PROBLEM REQUIREMENTS:
Write out all of the entries exactly, please.

Data entries:
[Start]

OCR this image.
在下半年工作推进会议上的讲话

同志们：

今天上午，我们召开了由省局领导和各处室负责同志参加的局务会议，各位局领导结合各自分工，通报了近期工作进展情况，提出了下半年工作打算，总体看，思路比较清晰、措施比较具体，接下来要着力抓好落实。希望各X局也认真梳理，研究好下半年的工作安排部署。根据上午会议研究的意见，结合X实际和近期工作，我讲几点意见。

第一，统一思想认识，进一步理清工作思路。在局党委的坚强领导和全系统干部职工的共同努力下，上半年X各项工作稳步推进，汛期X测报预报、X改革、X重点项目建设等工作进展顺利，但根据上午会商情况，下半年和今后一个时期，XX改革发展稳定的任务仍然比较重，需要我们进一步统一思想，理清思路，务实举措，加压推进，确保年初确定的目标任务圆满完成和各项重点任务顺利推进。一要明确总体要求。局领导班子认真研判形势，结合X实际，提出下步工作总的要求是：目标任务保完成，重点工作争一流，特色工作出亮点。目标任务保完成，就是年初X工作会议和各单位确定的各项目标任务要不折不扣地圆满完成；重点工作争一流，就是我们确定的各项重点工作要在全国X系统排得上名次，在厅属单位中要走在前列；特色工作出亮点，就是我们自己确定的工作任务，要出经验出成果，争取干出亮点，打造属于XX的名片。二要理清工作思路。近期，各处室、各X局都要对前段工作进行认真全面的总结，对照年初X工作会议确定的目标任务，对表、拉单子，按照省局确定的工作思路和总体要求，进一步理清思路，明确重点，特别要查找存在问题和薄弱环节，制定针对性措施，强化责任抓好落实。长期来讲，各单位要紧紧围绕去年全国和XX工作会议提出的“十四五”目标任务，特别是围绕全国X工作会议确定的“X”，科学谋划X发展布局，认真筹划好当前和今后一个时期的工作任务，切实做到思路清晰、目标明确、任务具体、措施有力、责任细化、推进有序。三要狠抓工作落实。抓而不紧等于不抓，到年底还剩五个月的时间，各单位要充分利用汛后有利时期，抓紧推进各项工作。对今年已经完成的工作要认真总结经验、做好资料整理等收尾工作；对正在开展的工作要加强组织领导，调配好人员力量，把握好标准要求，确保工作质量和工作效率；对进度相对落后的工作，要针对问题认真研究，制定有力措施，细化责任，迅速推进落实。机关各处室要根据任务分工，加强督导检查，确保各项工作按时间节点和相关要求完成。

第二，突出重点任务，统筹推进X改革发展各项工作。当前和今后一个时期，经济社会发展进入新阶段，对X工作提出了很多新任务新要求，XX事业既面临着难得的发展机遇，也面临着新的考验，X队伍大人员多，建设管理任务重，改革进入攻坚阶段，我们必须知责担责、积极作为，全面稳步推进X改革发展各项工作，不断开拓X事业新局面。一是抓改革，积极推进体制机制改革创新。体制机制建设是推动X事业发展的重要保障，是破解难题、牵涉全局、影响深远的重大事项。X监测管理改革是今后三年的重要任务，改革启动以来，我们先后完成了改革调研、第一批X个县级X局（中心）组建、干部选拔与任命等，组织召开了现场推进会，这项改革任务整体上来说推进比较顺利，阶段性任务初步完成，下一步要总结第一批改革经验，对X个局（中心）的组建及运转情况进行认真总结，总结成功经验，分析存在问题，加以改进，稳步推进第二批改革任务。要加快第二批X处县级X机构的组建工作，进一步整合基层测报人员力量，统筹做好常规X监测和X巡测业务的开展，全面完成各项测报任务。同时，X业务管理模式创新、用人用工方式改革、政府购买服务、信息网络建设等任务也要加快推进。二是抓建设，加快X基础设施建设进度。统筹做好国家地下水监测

[End]

COMPLETED TASK:
OCR this image.
在下半年工作推进会议上的讲话

同志们：

今天上午，我们召开了由省局领导和各处室负责同志参加的局务会议，各位局领导结合各自分工，通报了近期工作进展情况，提出了下半年工作打算，总体看，思路比较清晰、措施比较具体，接下来要着力抓好落实。希望各X局也认真梳理，研究好下半年的工作安排部署。根据上午会议研究的意见，结合X实际和近期工作，我讲几点意见。

第一，统一思想认识，进一步理清工作思路。在局党委的坚强领导和全系统干部职工的共同努力下，上半年X各项工作稳步推进，汛期X测报预报、X改革、X重点项目建设等工作进展顺利，但根据上午会商情况，下半年和今后一个时期，XX改革发展稳定的任务仍然比较重，需要我们进一步统一思想，理清思路，务实举措，加压推进，确保年初确定的目标任务圆满完成和各项重点任务顺利推进。一要明确总体要求。局领导班子认真研判形势，结合X实际，提出下步工作总的要求是：目标任务保完成，重点工作争一流，特色工作出亮点。目标任务保完成，就是年初X工作会议和各单位确定的各项目标任务要不折不扣地圆满完成；重点工作争一流，就是我们确定的各项重点工作要在全国X系统排得上名次，在厅属单位中要走在前列；特色工作出亮点，就是我们自己确定的工作任务，要出经验出成果，争取干出亮点，打造属于XX的名片。二要理清工作思路。近期，各处室、各X局都要对前段工作进行认真全面的总结，对照年初X工作会议确定的目标任务，对表、拉单子，按照省局确定的工作思路和总体要求，进一步理清思路，明确重点，特别要查找存在问题和薄弱环节，制定针对性措施，强化责任抓好落实。长期来讲，各单位要紧紧围绕去年全国和XX工作会议提出的“十四五”目标任务，特别是围绕全国X工作会议确定的“X”，科学谋划X发展布局，认真筹划好当前和今后一个时期的工作任务，切实做到思路清晰、目标明确、任务具体、措施有力、责任细化、推进有序。三要狠抓工作落实。抓而不紧等于不抓，到年底还剩五个月的时间，各单位要充分利用汛后有利时期，抓紧推进各项工作。对今年已经完成的工作要认真总结经验、做好资料整理等收尾工作；对正在开展的工作要加强组织领导，调配好人员力量，把握好标准要求，确保工作质量和工作效率；对进度相对落后的工作，要针对问题认真研究，制定有力措施，细化责任，迅速推进落实。机关各处室要根据任务分工，加强督导检查，确保各项工作按时间节点和相关要求完成。

第二，突出重点任务，统筹推进X改革发展各项工作。当前和今后一个时期，经济社会发展进入新阶段，对X工作提出了很多新任务新要求，XX事业既面临着难得的发展机遇，也面临着新的考验，X队伍大人员多，建设管理任务重，改革进入攻坚阶段，我们必须知责担责、积极作为，全面稳步推进X改革发展各项工作，不断开拓X事业新局面。一是抓改革，积极推进体制机制改革创新。体制机制建设是推动X事业发展的重要保障，是破解难题、牵涉全局、影响深远的重大事项。X监测管理改革是今后三年的重要任务，改革启动以来，我们先后完成了改革调研、第一批X个县级X局（中心）组建、干部选拔与任命等，组织召开了现场推进会，这项改革任务整体上来说推进比较顺利，阶段性任务初步完成，下一步要总结第一批改革经验，对X个局（中心）的组建及运转情况进行认真总结，总结成功经验，分析存在问题，加以改进，稳步推进第二批改革任务。要加快第二批X处县级X机构的组建工作，进一步整合基层测报人员力量，统筹做好常规X监测和X巡测业务的开展，全面完成各项测报任务。同时，X业务管理模式创新、用人用工方式改革、政府购买服务、信息网络建设等任务也要加快推进。二是抓建设，加快X基础设施建设进度。统筹做好国家地下水监测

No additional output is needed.